## Directive
Identify and copy all lines of the material where the string "label" is found.

[Stored entries]

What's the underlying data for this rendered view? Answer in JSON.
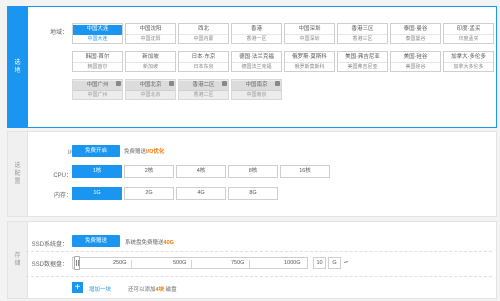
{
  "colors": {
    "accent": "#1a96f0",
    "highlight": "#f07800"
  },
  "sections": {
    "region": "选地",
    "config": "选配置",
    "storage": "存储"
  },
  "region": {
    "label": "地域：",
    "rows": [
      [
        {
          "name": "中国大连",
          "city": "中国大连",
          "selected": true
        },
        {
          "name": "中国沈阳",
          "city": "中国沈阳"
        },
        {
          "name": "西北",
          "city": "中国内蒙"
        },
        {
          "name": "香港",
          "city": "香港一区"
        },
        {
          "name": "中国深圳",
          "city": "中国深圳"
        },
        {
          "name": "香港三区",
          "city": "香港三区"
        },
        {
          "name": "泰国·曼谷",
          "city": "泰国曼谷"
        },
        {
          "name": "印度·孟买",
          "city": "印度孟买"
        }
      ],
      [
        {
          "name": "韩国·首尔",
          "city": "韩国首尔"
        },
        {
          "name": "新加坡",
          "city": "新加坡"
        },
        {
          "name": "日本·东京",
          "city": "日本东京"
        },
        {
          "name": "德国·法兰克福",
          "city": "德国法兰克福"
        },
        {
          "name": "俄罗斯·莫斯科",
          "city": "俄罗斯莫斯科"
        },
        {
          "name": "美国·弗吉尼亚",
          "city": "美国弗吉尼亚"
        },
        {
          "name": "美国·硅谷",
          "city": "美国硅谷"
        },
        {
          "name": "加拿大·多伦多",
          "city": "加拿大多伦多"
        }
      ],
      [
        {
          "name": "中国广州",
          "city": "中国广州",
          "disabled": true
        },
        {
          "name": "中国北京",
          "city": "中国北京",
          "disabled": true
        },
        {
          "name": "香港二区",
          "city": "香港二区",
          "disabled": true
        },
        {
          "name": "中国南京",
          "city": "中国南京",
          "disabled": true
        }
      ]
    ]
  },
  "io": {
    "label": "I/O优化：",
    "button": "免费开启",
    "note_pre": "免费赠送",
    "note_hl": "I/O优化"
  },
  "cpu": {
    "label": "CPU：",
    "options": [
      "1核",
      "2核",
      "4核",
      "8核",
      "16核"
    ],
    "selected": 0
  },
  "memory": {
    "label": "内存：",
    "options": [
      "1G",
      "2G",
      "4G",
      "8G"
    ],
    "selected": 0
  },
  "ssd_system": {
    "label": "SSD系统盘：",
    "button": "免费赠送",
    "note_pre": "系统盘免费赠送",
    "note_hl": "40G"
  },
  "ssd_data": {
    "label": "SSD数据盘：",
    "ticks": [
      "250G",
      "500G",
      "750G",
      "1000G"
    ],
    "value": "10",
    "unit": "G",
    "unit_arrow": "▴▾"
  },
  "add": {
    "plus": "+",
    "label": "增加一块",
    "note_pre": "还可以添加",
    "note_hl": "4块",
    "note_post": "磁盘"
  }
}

## Exercise answer
    "label": "地域：",
    "label": "I/O优化：",
    "label": "CPU：",
    "label": "内存：",
    "label": "SSD系统盘：",
    "label": "SSD数据盘：",
    "label": "增加一块",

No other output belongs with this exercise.